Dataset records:
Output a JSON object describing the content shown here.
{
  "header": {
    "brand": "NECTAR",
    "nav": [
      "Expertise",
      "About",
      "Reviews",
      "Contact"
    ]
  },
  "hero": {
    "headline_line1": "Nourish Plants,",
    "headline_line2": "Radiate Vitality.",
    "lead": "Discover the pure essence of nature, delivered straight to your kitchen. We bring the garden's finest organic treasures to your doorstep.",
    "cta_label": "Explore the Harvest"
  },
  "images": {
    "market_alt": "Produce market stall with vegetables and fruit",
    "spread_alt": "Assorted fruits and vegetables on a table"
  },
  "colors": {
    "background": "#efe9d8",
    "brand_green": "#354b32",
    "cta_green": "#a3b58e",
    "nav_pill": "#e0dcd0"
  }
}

---

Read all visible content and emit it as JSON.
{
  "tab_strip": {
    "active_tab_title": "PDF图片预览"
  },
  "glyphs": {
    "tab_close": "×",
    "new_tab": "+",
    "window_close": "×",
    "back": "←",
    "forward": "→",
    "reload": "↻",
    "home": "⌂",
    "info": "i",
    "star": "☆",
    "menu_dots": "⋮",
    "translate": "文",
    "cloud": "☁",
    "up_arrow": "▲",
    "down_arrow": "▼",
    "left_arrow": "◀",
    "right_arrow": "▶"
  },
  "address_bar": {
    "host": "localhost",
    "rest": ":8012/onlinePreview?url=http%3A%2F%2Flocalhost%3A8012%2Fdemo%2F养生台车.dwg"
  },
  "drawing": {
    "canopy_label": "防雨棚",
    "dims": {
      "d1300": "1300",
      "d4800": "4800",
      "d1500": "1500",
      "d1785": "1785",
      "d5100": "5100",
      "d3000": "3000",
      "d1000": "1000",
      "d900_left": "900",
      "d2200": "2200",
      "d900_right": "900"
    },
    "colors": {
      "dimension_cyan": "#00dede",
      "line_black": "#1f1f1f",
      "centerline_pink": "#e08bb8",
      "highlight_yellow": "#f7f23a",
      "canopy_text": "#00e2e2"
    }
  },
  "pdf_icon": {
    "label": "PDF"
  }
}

What needs to be done: Copy out each line of the entries that holds "content".

Completed task:
Output a JSON object describing the content shown here.
Read all visible content and emit it as JSON.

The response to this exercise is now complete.